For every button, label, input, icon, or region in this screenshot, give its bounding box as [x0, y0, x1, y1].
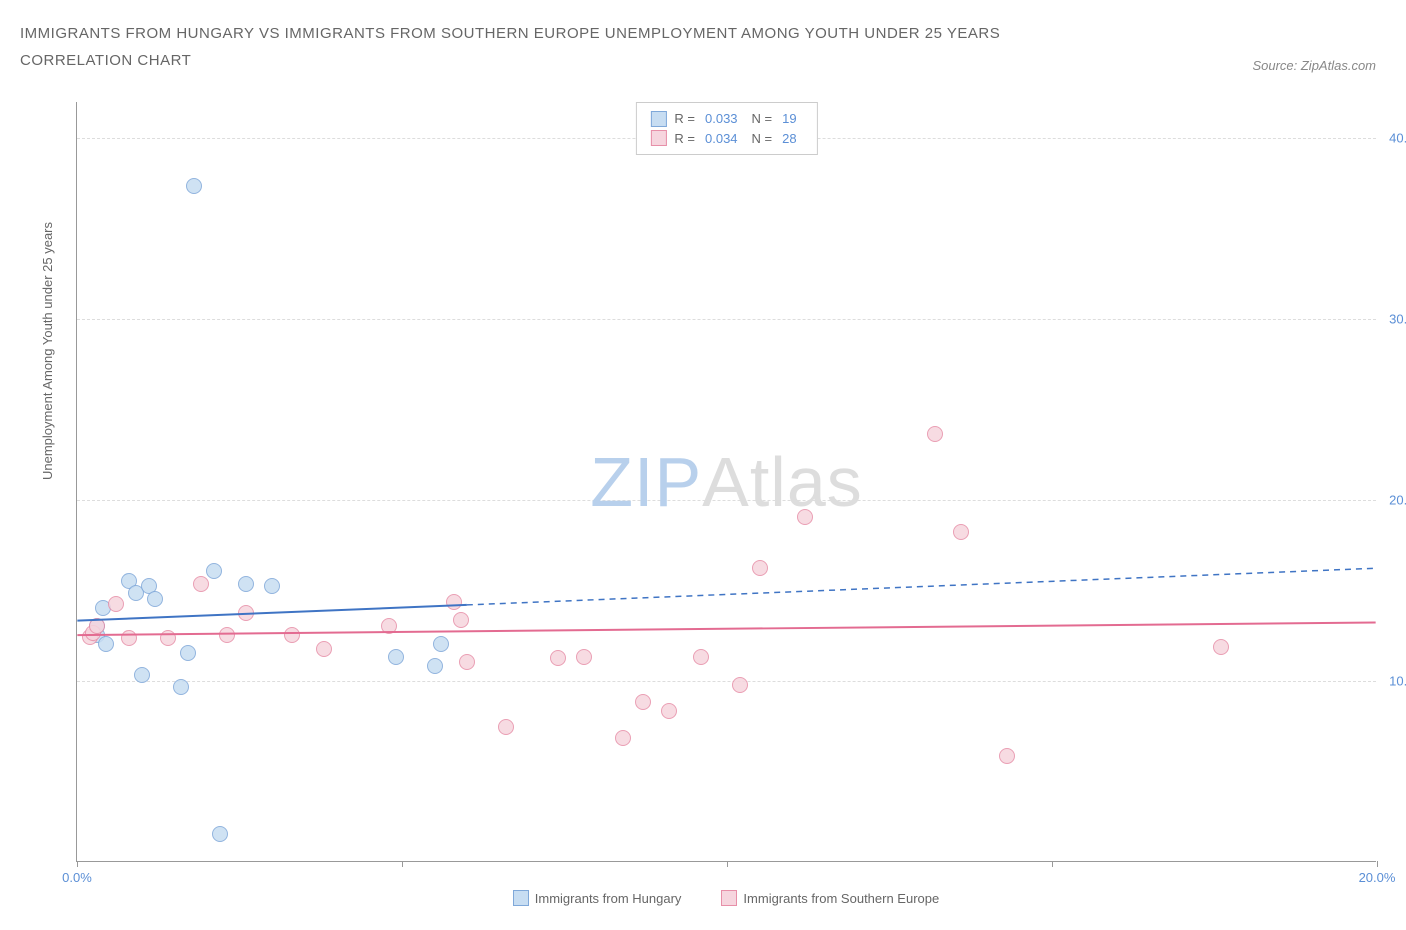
x-tick-label: 20.0% [1359, 870, 1396, 885]
gridline [77, 319, 1376, 320]
trend-lines [77, 102, 1376, 861]
data-point [121, 630, 137, 646]
title-line-1: IMMIGRANTS FROM HUNGARY VS IMMIGRANTS FR… [20, 25, 1000, 42]
data-point [576, 649, 592, 665]
plot-area: ZIPAtlas R = 0.033 N = 19 R = 0.034 N = … [76, 102, 1376, 862]
data-point [98, 636, 114, 652]
x-tick [77, 861, 78, 867]
n-label: N = [752, 109, 773, 129]
data-point [238, 576, 254, 592]
data-point [661, 703, 677, 719]
series-name-southern: Immigrants from Southern Europe [743, 891, 939, 906]
data-point [206, 563, 222, 579]
data-point [381, 618, 397, 634]
data-point [953, 524, 969, 540]
data-point [615, 730, 631, 746]
data-point [160, 630, 176, 646]
n-value-southern: 28 [782, 129, 796, 149]
data-point [752, 560, 768, 576]
y-tick-label: 20.0% [1389, 493, 1406, 508]
n-value-hungary: 19 [782, 109, 796, 129]
data-point [453, 612, 469, 628]
stats-legend: R = 0.033 N = 19 R = 0.034 N = 28 [635, 102, 817, 155]
series-name-hungary: Immigrants from Hungary [535, 891, 682, 906]
data-point [316, 641, 332, 657]
data-point [238, 605, 254, 621]
swatch-hungary [650, 111, 666, 127]
x-tick [1377, 861, 1378, 867]
data-point [693, 649, 709, 665]
x-tick [402, 861, 403, 867]
data-point [180, 645, 196, 661]
correlation-chart: IMMIGRANTS FROM HUNGARY VS IMMIGRANTS FR… [20, 20, 1386, 910]
gridline [77, 681, 1376, 682]
watermark: ZIPAtlas [590, 442, 863, 522]
data-point [635, 694, 651, 710]
x-tick-label: 0.0% [62, 870, 92, 885]
y-axis-title: Unemployment Among Youth under 25 years [40, 222, 55, 480]
series-legend: Immigrants from Hungary Immigrants from … [76, 890, 1376, 906]
data-point [427, 658, 443, 674]
gridline [77, 500, 1376, 501]
y-tick-label: 40.0% [1389, 131, 1406, 146]
legend-item-southern: Immigrants from Southern Europe [721, 890, 939, 906]
data-point [999, 748, 1015, 764]
data-point [446, 594, 462, 610]
x-tick [1052, 861, 1053, 867]
data-point [186, 178, 202, 194]
watermark-atlas: Atlas [702, 443, 863, 521]
x-tick [727, 861, 728, 867]
data-point [498, 719, 514, 735]
chart-title: IMMIGRANTS FROM HUNGARY VS IMMIGRANTS FR… [20, 20, 1386, 74]
data-point [927, 426, 943, 442]
title-line-2: CORRELATION CHART [20, 52, 191, 69]
data-point [193, 576, 209, 592]
r-value-hungary: 0.033 [705, 109, 738, 129]
data-point [219, 627, 235, 643]
data-point [173, 679, 189, 695]
data-point [212, 826, 228, 842]
swatch-southern [650, 130, 666, 146]
legend-item-hungary: Immigrants from Hungary [513, 890, 682, 906]
data-point [732, 677, 748, 693]
stats-row-southern: R = 0.034 N = 28 [650, 129, 802, 149]
data-point [797, 509, 813, 525]
data-point [388, 649, 404, 665]
n-label: N = [752, 129, 773, 149]
r-value-southern: 0.034 [705, 129, 738, 149]
data-point [550, 650, 566, 666]
data-point [108, 596, 124, 612]
data-point [147, 591, 163, 607]
data-point [264, 578, 280, 594]
y-tick-label: 30.0% [1389, 312, 1406, 327]
swatch-hungary [513, 890, 529, 906]
data-point [284, 627, 300, 643]
swatch-southern [721, 890, 737, 906]
stats-row-hungary: R = 0.033 N = 19 [650, 109, 802, 129]
data-point [459, 654, 475, 670]
source-credit: Source: ZipAtlas.com [1252, 58, 1376, 73]
data-point [433, 636, 449, 652]
data-point [89, 618, 105, 634]
r-label: R = [674, 129, 695, 149]
data-point [134, 667, 150, 683]
watermark-zip: ZIP [590, 443, 702, 521]
r-label: R = [674, 109, 695, 129]
y-tick-label: 10.0% [1389, 674, 1406, 689]
data-point [1213, 639, 1229, 655]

============

▶ **SET EXERCISE**
Print everything in the data above from the line containing "x-tick-label: 20.0% [1359, 870, 1396, 885]" down to the line containing "gridline [77, 681, 1376, 682]", both included, reproducing each line without any change.

▶ **ANSWER IN FULL**
x-tick-label: 20.0% [1359, 870, 1396, 885]
gridline [77, 319, 1376, 320]
trend-lines [77, 102, 1376, 861]
data-point [121, 630, 137, 646]
title-line-1: IMMIGRANTS FROM HUNGARY VS IMMIGRANTS FR… [20, 25, 1000, 42]
data-point [576, 649, 592, 665]
plot-area: ZIPAtlas R = 0.033 N = 19 R = 0.034 N = … [76, 102, 1376, 862]
data-point [98, 636, 114, 652]
x-tick [77, 861, 78, 867]
n-label: N = [752, 109, 773, 129]
data-point [238, 576, 254, 592]
data-point [661, 703, 677, 719]
series-name-southern: Immigrants from Southern Europe [743, 891, 939, 906]
data-point [206, 563, 222, 579]
data-point [381, 618, 397, 634]
data-point [953, 524, 969, 540]
data-point [615, 730, 631, 746]
data-point [160, 630, 176, 646]
n-value-southern: 28 [782, 129, 796, 149]
data-point [752, 560, 768, 576]
y-tick-label: 20.0% [1389, 493, 1406, 508]
n-value-hungary: 19 [782, 109, 796, 129]
data-point [453, 612, 469, 628]
stats-legend: R = 0.033 N = 19 R = 0.034 N = 28 [635, 102, 817, 155]
series-name-hungary: Immigrants from Hungary [535, 891, 682, 906]
data-point [316, 641, 332, 657]
data-point [238, 605, 254, 621]
swatch-hungary [650, 111, 666, 127]
x-tick [1377, 861, 1378, 867]
data-point [693, 649, 709, 665]
x-tick [402, 861, 403, 867]
data-point [180, 645, 196, 661]
correlation-chart: IMMIGRANTS FROM HUNGARY VS IMMIGRANTS FR… [20, 20, 1386, 910]
gridline [77, 681, 1376, 682]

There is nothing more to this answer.